Locate every line in the records below that contains the string "pulse" and copy each such line. Count only matches with the same letter case.

---------- Records to use ----------

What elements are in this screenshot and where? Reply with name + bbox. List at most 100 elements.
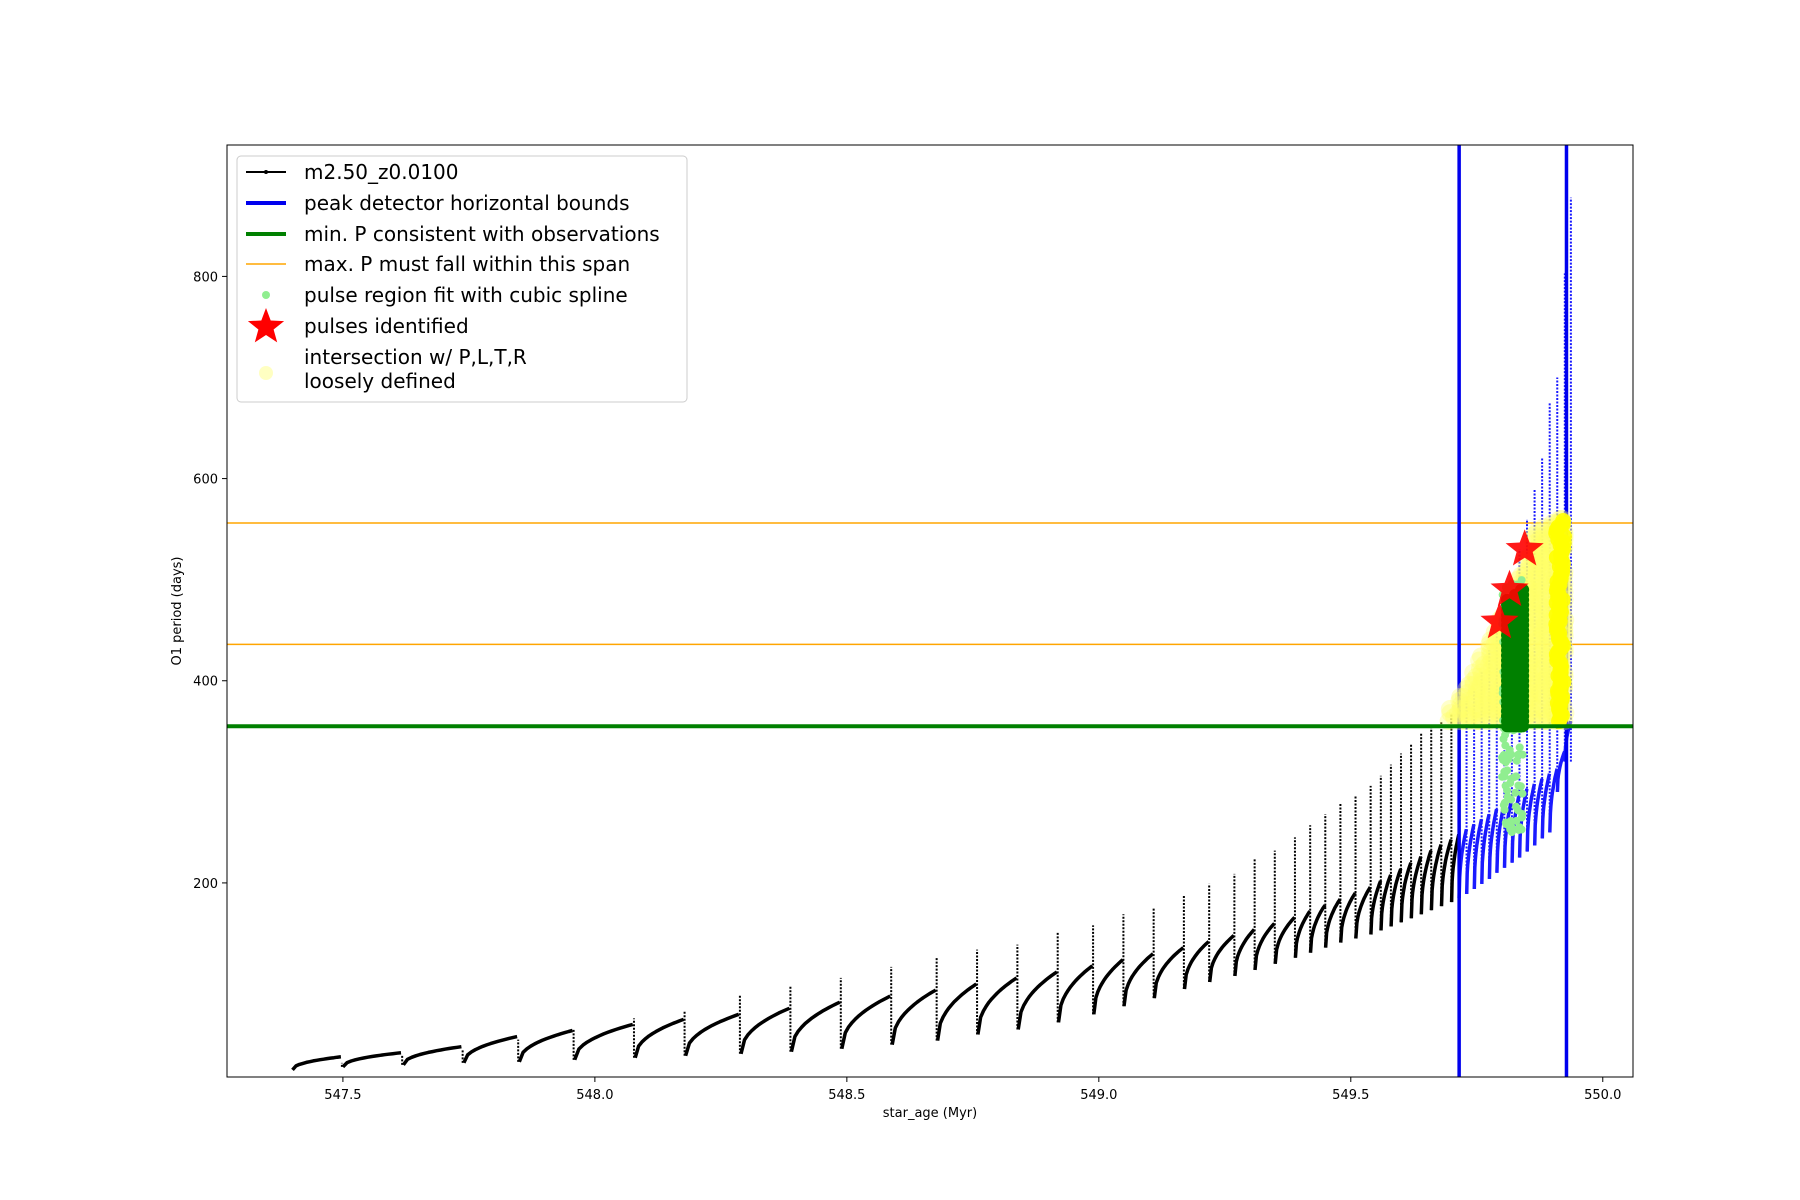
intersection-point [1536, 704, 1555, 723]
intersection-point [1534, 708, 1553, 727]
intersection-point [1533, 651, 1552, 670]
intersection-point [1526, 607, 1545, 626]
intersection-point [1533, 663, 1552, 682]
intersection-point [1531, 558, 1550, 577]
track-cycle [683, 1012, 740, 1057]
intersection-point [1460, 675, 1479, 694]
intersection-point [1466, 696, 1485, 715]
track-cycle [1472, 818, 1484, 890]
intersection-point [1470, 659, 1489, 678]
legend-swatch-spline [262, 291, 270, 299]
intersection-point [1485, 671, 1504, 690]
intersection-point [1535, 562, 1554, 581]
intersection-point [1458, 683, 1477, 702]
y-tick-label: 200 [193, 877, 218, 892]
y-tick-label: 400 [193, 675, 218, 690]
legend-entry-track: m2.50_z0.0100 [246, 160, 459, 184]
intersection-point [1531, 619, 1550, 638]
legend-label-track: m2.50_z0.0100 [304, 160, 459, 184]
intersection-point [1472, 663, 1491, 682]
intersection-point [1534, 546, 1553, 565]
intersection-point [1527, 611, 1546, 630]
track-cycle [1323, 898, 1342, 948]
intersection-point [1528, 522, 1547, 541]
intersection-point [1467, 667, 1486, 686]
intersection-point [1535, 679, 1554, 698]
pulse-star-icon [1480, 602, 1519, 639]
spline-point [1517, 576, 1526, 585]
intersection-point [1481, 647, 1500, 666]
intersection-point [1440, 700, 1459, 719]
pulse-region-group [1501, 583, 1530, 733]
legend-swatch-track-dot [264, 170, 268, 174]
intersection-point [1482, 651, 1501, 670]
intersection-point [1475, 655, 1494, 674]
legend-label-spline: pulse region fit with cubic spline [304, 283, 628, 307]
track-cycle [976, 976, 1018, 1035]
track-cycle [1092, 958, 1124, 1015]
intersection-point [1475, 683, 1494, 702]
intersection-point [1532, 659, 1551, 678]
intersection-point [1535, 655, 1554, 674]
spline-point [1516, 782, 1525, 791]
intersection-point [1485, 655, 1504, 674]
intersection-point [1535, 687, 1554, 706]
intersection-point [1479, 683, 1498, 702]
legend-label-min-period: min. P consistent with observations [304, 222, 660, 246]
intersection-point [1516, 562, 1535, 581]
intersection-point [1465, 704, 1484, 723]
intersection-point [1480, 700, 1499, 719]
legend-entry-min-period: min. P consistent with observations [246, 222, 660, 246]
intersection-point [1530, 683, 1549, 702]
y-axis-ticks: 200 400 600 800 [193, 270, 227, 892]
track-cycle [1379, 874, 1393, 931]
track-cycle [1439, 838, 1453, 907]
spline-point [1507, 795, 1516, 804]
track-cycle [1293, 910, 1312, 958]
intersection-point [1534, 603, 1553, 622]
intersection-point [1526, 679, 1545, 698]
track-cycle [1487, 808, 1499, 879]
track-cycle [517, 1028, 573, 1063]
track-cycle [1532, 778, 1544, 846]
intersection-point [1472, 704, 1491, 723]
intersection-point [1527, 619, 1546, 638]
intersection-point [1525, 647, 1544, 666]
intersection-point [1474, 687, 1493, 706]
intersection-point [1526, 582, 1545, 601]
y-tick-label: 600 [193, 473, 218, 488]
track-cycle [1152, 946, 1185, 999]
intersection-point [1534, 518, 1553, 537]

----------

[Full solution]
pulse-star-icon [1480, 602, 1519, 639]
pulse-region-group [1501, 583, 1530, 733]
legend-label-spline: pulse region fit with cubic spline [304, 283, 628, 307]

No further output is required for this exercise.